TASK GOAL:
Collect every line below that contains the word "illustration".

WORKING DATA:
++++++++++
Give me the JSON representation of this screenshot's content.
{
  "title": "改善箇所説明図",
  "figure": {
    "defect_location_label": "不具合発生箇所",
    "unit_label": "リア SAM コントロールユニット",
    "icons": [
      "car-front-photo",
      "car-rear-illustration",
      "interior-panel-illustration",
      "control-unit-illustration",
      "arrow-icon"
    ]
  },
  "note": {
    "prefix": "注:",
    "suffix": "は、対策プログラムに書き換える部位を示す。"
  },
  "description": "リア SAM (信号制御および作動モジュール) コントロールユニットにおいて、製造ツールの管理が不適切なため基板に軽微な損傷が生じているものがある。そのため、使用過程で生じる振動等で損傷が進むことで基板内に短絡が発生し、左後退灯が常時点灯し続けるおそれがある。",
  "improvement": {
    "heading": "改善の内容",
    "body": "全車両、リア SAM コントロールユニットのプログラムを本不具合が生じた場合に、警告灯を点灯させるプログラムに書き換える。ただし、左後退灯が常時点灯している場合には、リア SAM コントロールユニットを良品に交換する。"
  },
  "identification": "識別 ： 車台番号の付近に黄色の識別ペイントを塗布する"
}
++++++++++
FINISHED EXERCISE:
      "car-rear-illustration",
      "interior-panel-illustration",
      "control-unit-illustration",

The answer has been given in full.